**** Material provided

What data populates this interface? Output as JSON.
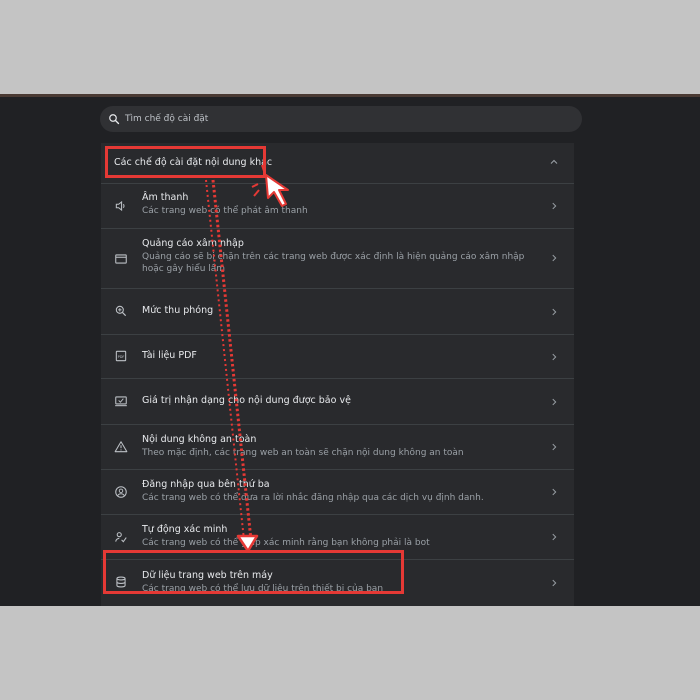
{
  "search": {
    "placeholder": "Tìm chế độ cài đặt"
  },
  "section": {
    "title": "Các chế độ cài đặt nội dung khác"
  },
  "rows": [
    {
      "title": "Âm thanh",
      "desc": "Các trang web có thể phát âm thanh",
      "icon": "speaker-icon"
    },
    {
      "title": "Quảng cáo xâm nhập",
      "desc": "Quảng cáo sẽ bị chặn trên các trang web được xác định là hiện quảng cáo xâm nhập hoặc gây hiểu lầm",
      "icon": "browser-window-icon"
    },
    {
      "title": "Mức thu phóng",
      "desc": "",
      "icon": "zoom-icon"
    },
    {
      "title": "Tài liệu PDF",
      "desc": "",
      "icon": "pdf-icon"
    },
    {
      "title": "Giá trị nhận dạng cho nội dung được bảo vệ",
      "desc": "",
      "icon": "protected-content-icon"
    },
    {
      "title": "Nội dung không an toàn",
      "desc": "Theo mặc định, các trang web an toàn sẽ chặn nội dung không an toàn",
      "icon": "warning-icon"
    },
    {
      "title": "Đăng nhập qua bên thứ ba",
      "desc": "Các trang web có thể đưa ra lời nhắc đăng nhập qua các dịch vụ định danh.",
      "icon": "account-circle-icon"
    },
    {
      "title": "Tự động xác minh",
      "desc": "Các trang web có thể giúp xác minh rằng bạn không phải là bot",
      "icon": "person-check-icon"
    },
    {
      "title": "Dữ liệu trang web trên máy",
      "desc": "Các trang web có thể lưu dữ liệu trên thiết bị của bạn",
      "icon": "database-icon"
    }
  ],
  "colors": {
    "highlight": "#e53935",
    "background": "#202124",
    "panel": "#292a2d"
  }
}
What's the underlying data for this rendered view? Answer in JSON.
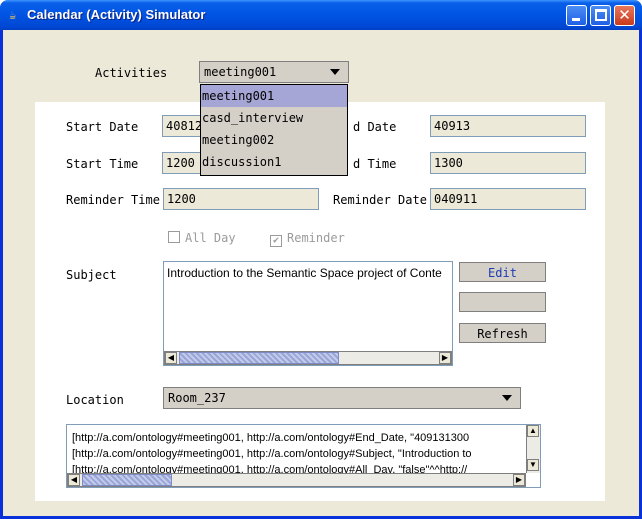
{
  "window": {
    "title": "Calendar (Activity) Simulator",
    "title_icon": "java-cup-icon"
  },
  "activities": {
    "label": "Activities",
    "selected": "meeting001",
    "options": [
      "meeting001",
      "casd_interview",
      "meeting002",
      "discussion1"
    ]
  },
  "fields": {
    "start_date_label": "Start Date",
    "start_date": "40812",
    "end_date_label": "d Date",
    "end_date": "40913",
    "start_time_label": "Start Time",
    "start_time": "1200",
    "end_time_label": "d Time",
    "end_time": "1300",
    "reminder_time_label": "Reminder Time",
    "reminder_time": "1200",
    "reminder_date_label": "Reminder Date",
    "reminder_date": "040911"
  },
  "checks": {
    "all_day_label": "All Day",
    "all_day_checked": false,
    "reminder_label": "Reminder",
    "reminder_checked": true
  },
  "subject": {
    "label": "Subject",
    "text": "Introduction to the Semantic Space project of Conte"
  },
  "buttons": {
    "edit": "Edit",
    "blank": "",
    "refresh": "Refresh"
  },
  "location": {
    "label": "Location",
    "selected": "Room_237"
  },
  "log": {
    "lines": [
      "[http://a.com/ontology#meeting001, http://a.com/ontology#End_Date, \"409131300",
      "[http://a.com/ontology#meeting001, http://a.com/ontology#Subject, \"Introduction to",
      "[http://a.com/ontology#meeting001, http://a.com/ontology#All_Day, \"false\"^^http://"
    ]
  },
  "colors": {
    "titlebar": "#0054e3",
    "frame": "#ece9d8",
    "selection": "#a6a6d6"
  }
}
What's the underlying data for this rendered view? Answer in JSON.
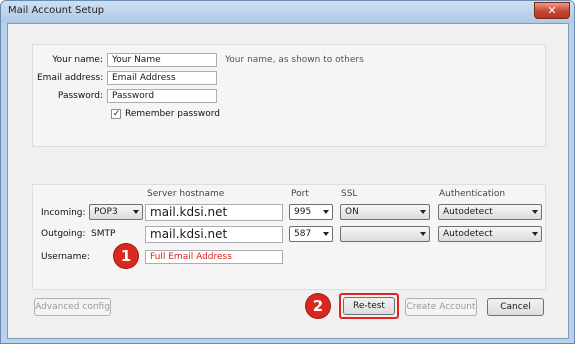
{
  "window": {
    "title": "Mail Account Setup",
    "close_glyph": "✕"
  },
  "account": {
    "name_label": "Your name:",
    "name_value": "Your Name",
    "name_hint": "Your name, as shown to others",
    "email_label": "Email address:",
    "email_value": "Email Address",
    "password_label": "Password:",
    "password_value": "Password",
    "remember_label": "Remember password",
    "remember_checked": true
  },
  "server": {
    "headers": {
      "hostname": "Server hostname",
      "port": "Port",
      "ssl": "SSL",
      "auth": "Authentication"
    },
    "incoming": {
      "label": "Incoming:",
      "protocol": "POP3",
      "hostname": "mail.kdsi.net",
      "port": "995",
      "ssl": "ON",
      "auth": "Autodetect"
    },
    "outgoing": {
      "label": "Outgoing:",
      "protocol": "SMTP",
      "hostname": "mail.kdsi.net",
      "port": "587",
      "ssl": "",
      "auth": "Autodetect"
    },
    "username": {
      "label": "Username:",
      "value": "Full Email Address"
    }
  },
  "buttons": {
    "advanced_config": "Advanced config",
    "retest": "Re-test",
    "create_account": "Create Account",
    "cancel": "Cancel"
  },
  "callouts": [
    {
      "number": "1",
      "color": "#d9281f"
    },
    {
      "number": "2",
      "color": "#d9281f"
    }
  ]
}
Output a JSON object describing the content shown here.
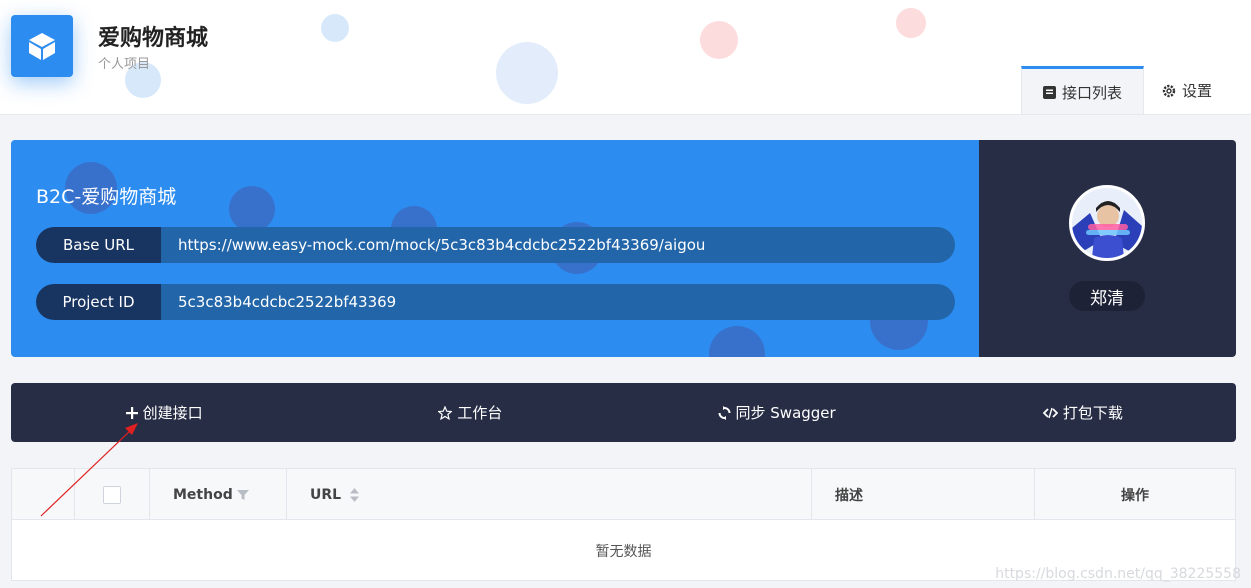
{
  "header": {
    "title": "爱购物商城",
    "subtitle": "个人项目",
    "tabs": [
      {
        "label": "接口列表",
        "icon": "list-icon",
        "active": true
      },
      {
        "label": "设置",
        "icon": "gear-icon",
        "active": false
      }
    ]
  },
  "banner": {
    "title": "B2C-爱购物商城",
    "rows": [
      {
        "label": "Base URL",
        "value": "https://www.easy-mock.com/mock/5c3c83b4cdcbc2522bf43369/aigou"
      },
      {
        "label": "Project ID",
        "value": "5c3c83b4cdcbc2522bf43369"
      }
    ]
  },
  "user": {
    "name": "郑清"
  },
  "toolbar": {
    "items": [
      {
        "label": "创建接口",
        "icon": "plus-icon"
      },
      {
        "label": "工作台",
        "icon": "star-icon"
      },
      {
        "label": "同步 Swagger",
        "icon": "sync-icon"
      },
      {
        "label": "打包下载",
        "icon": "code-icon"
      }
    ]
  },
  "table": {
    "columns": {
      "method": "Method",
      "url": "URL",
      "desc": "描述",
      "actions": "操作"
    },
    "empty_text": "暂无数据"
  },
  "watermark": "https://blog.csdn.net/qq_38225558",
  "colors": {
    "primary": "#2d8cf0",
    "dark": "#272d45",
    "annotation": "#e02020"
  }
}
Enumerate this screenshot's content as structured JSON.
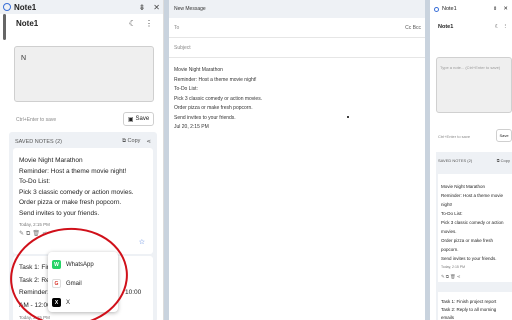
{
  "left_panel": {
    "window_title": "Note1",
    "header_title": "Note1",
    "editor_text": "N",
    "hint": "Ctrl+Enter to save",
    "save_label": "Save",
    "saved_notes_label": "SAVED NOTES (2)",
    "copy_label": "Copy",
    "note1_lines": [
      "Movie Night Marathon",
      "Reminder: Host a theme movie night!",
      "To-Do List:",
      "Pick 3 classic comedy or action movies.",
      "Order pizza or make fresh popcorn.",
      "Send invites to your friends."
    ],
    "note1_timestamp": "Today, 2:15 PM",
    "note2_lines": [
      "Task 1: Fini",
      "Task 2: Rep",
      "Reminder:",
      "AM - 12:00"
    ],
    "note2_tail": "10:00",
    "note2_timestamp": "Today, 2:15 PM"
  },
  "share_menu": {
    "items": [
      {
        "label": "WhatsApp",
        "icon": "whatsapp-icon",
        "glyph": "W"
      },
      {
        "label": "Gmail",
        "icon": "gmail-icon",
        "glyph": "G"
      },
      {
        "label": "X",
        "icon": "x-icon",
        "glyph": "X"
      }
    ]
  },
  "compose": {
    "title": "New Message",
    "to_label": "To",
    "cc_bcc": "Cc Bcc",
    "subject_label": "Subject",
    "body_lines": [
      "Movie Night Marathon",
      "Reminder: Host a theme movie night!",
      "To-Do List:",
      "Pick 3 classic comedy or action movies.",
      "Order pizza or make fresh popcorn.",
      "Send invites to your friends.",
      "Jul 20, 2:15 PM"
    ]
  },
  "right_panel": {
    "window_title": "Note1",
    "header_title": "Note1",
    "editor_placeholder": "Type a note... (Ctrl+Enter to save)",
    "hint": "Ctrl+Enter to save",
    "save_label": "Save",
    "saved_notes_label": "SAVED NOTES (2)",
    "copy_label": "Copy",
    "note1_lines": [
      "Movie Night Marathon",
      "Reminder: Host a theme movie night!",
      "To-Do List:",
      "Pick 3 classic comedy or action movies.",
      "Order pizza or make fresh popcorn.",
      "Send invites to your friends."
    ],
    "note1_timestamp": "Today, 2:15 PM",
    "note2_lines": [
      "Task 1: Finish project report",
      "Task 2: Reply to all morning emails"
    ]
  },
  "colors": {
    "accent": "#3a6fd8",
    "annotation_red": "#d0101a",
    "whatsapp": "#25d366"
  }
}
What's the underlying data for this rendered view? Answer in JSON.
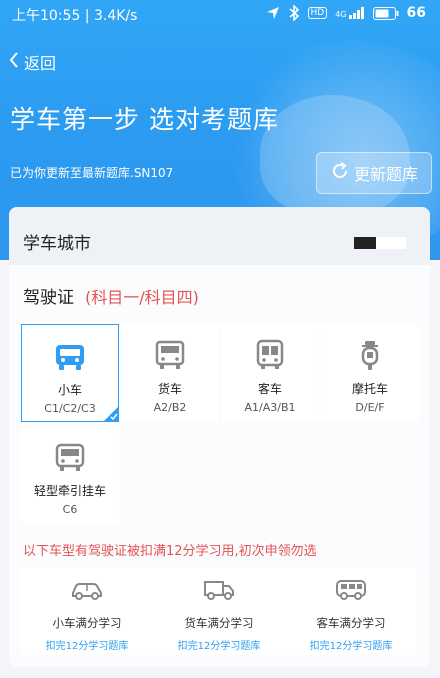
{
  "status_bar": {
    "time_speed": "上午10:55 | 3.4K/s",
    "signal": "4G",
    "hd": "HD",
    "battery": "66"
  },
  "nav": {
    "back_label": "返回"
  },
  "hero": {
    "title": "学车第一步 选对考题库",
    "info": "已为你更新至最新题库.SN107",
    "update_button": "更新题库"
  },
  "city": {
    "label": "学车城市"
  },
  "license": {
    "label": "驾驶证",
    "subjects": "(科目一/科目四)",
    "types": [
      {
        "name": "小车",
        "code": "C1/C2/C3",
        "icon": "car-icon",
        "selected": true
      },
      {
        "name": "货车",
        "code": "A2/B2",
        "icon": "truck-icon",
        "selected": false
      },
      {
        "name": "客车",
        "code": "A1/A3/B1",
        "icon": "bus-icon",
        "selected": false
      },
      {
        "name": "摩托车",
        "code": "D/E/F",
        "icon": "motorcycle-icon",
        "selected": false
      },
      {
        "name": "轻型牵引挂车",
        "code": "C6",
        "icon": "trailer-truck-icon",
        "selected": false
      }
    ]
  },
  "notice": "以下车型有驾驶证被扣满12分学习用,初次申领勿选",
  "full_score": [
    {
      "name": "小车满分学习",
      "link": "扣完12分学习题库",
      "icon": "car-outline-icon"
    },
    {
      "name": "货车满分学习",
      "link": "扣完12分学习题库",
      "icon": "truck-outline-icon"
    },
    {
      "name": "客车满分学习",
      "link": "扣完12分学习题库",
      "icon": "bus-outline-icon"
    }
  ],
  "colors": {
    "accent": "#2f9ef2",
    "warning": "#e45353",
    "header": "#2b9af0"
  }
}
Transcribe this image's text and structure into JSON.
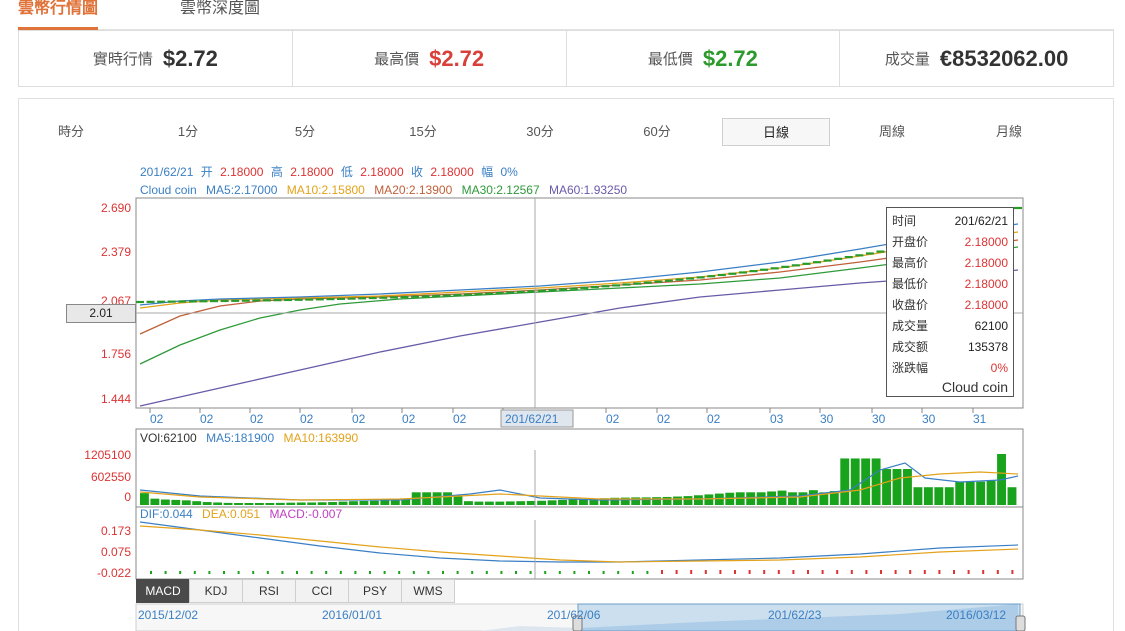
{
  "tabs": [
    {
      "label": "雲幣行情圖",
      "active": true
    },
    {
      "label": "雲幣深度圖",
      "active": false
    }
  ],
  "stats": [
    {
      "label": "實時行情",
      "value": "$2.72",
      "color": "#333333"
    },
    {
      "label": "最高價",
      "value": "$2.72",
      "color": "#d9403a"
    },
    {
      "label": "最低價",
      "value": "$2.72",
      "color": "#2d9a2d"
    },
    {
      "label": "成交量",
      "value": "€8532062.00",
      "color": "#333333"
    }
  ],
  "timeframes": [
    {
      "label": "時分",
      "active": false
    },
    {
      "label": "1分",
      "active": false
    },
    {
      "label": "5分",
      "active": false
    },
    {
      "label": "15分",
      "active": false
    },
    {
      "label": "30分",
      "active": false
    },
    {
      "label": "60分",
      "active": false
    },
    {
      "label": "日線",
      "active": true
    },
    {
      "label": "周線",
      "active": false
    },
    {
      "label": "月線",
      "active": false
    }
  ],
  "ohlc_line": {
    "date": "201/62/21",
    "open_label": "开",
    "open": "2.18000",
    "high_label": "高",
    "high": "2.18000",
    "low_label": "低",
    "low": "2.18000",
    "close_label": "收",
    "close": "2.18000",
    "change_label": "幅",
    "change": "0%"
  },
  "ma_line": {
    "name": "Cloud coin",
    "items": [
      {
        "label": "MA5:2.17000",
        "color": "#3a7fc4"
      },
      {
        "label": "MA10:2.15800",
        "color": "#e3a21a"
      },
      {
        "label": "MA20:2.13900",
        "color": "#c0603a"
      },
      {
        "label": "MA30:2.12567",
        "color": "#2f9a3a"
      },
      {
        "label": "MA60:1.93250",
        "color": "#6a5aa8"
      }
    ]
  },
  "price_axis": [
    "2.690",
    "2.379",
    "2.067",
    "1.756",
    "1.444"
  ],
  "crosshair_price": "2.01",
  "x_ticks": [
    "02",
    "02",
    "02",
    "02",
    "02",
    "02",
    "02",
    "201/62/21",
    "02",
    "02",
    "02",
    "03",
    "30",
    "30",
    "30",
    "31"
  ],
  "tooltip": {
    "rows": [
      {
        "label": "时间",
        "value": "201/62/21",
        "red": false
      },
      {
        "label": "开盘价",
        "value": "2.18000",
        "red": true
      },
      {
        "label": "最高价",
        "value": "2.18000",
        "red": true
      },
      {
        "label": "最低价",
        "value": "2.18000",
        "red": true
      },
      {
        "label": "收盘价",
        "value": "2.18000",
        "red": true
      },
      {
        "label": "成交量",
        "value": "62100",
        "red": false
      },
      {
        "label": "成交额",
        "value": "135378",
        "red": false
      },
      {
        "label": "涨跌幅",
        "value": "0%",
        "red": true
      }
    ],
    "brand": "Cloud coin"
  },
  "volume": {
    "legend": [
      {
        "label": "VOl:62100",
        "color": "#333333"
      },
      {
        "label": "MA5:181900",
        "color": "#3a7fc4"
      },
      {
        "label": "MA10:163990",
        "color": "#e3a21a"
      }
    ],
    "axis": [
      "1205100",
      "602550",
      "0"
    ],
    "max": 1205100,
    "bars": [
      280000,
      150000,
      130000,
      120000,
      110000,
      90000,
      70000,
      60000,
      50000,
      45000,
      40000,
      40000,
      45000,
      50000,
      55000,
      60000,
      60000,
      65000,
      70000,
      80000,
      90000,
      95000,
      100000,
      110000,
      120000,
      130000,
      300000,
      300000,
      300000,
      300000,
      200000,
      90000,
      80000,
      80000,
      80000,
      85000,
      90000,
      95000,
      100000,
      110000,
      120000,
      130000,
      140000,
      150000,
      160000,
      170000,
      175000,
      180000,
      180000,
      185000,
      190000,
      200000,
      210000,
      230000,
      250000,
      270000,
      290000,
      300000,
      300000,
      300000,
      320000,
      340000,
      300000,
      300000,
      350000,
      300000,
      330000,
      1100000,
      1100000,
      1100000,
      1100000,
      850000,
      850000,
      850000,
      420000,
      420000,
      420000,
      420000,
      550000,
      550000,
      550000,
      580000,
      1205100,
      420000
    ]
  },
  "macd": {
    "legend": [
      {
        "label": "DIF:0.044",
        "color": "#3a7fc4"
      },
      {
        "label": "DEA:0.051",
        "color": "#e3a21a"
      },
      {
        "label": "MACD:-0.007",
        "color": "#c040c0"
      }
    ],
    "axis": [
      "0.173",
      "0.075",
      "-0.022"
    ]
  },
  "indicator_tabs": [
    {
      "label": "MACD",
      "active": true
    },
    {
      "label": "KDJ",
      "active": false
    },
    {
      "label": "RSI",
      "active": false
    },
    {
      "label": "CCI",
      "active": false
    },
    {
      "label": "PSY",
      "active": false
    },
    {
      "label": "WMS",
      "active": false
    }
  ],
  "navigator_dates": [
    "2015/12/02",
    "2016/01/01",
    "201/62/06",
    "201/62/23",
    "2016/03/12"
  ]
}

********

- The problem -
Count the lines in the records above that contain the word "truck", and give only the number.

- Expected answer -
3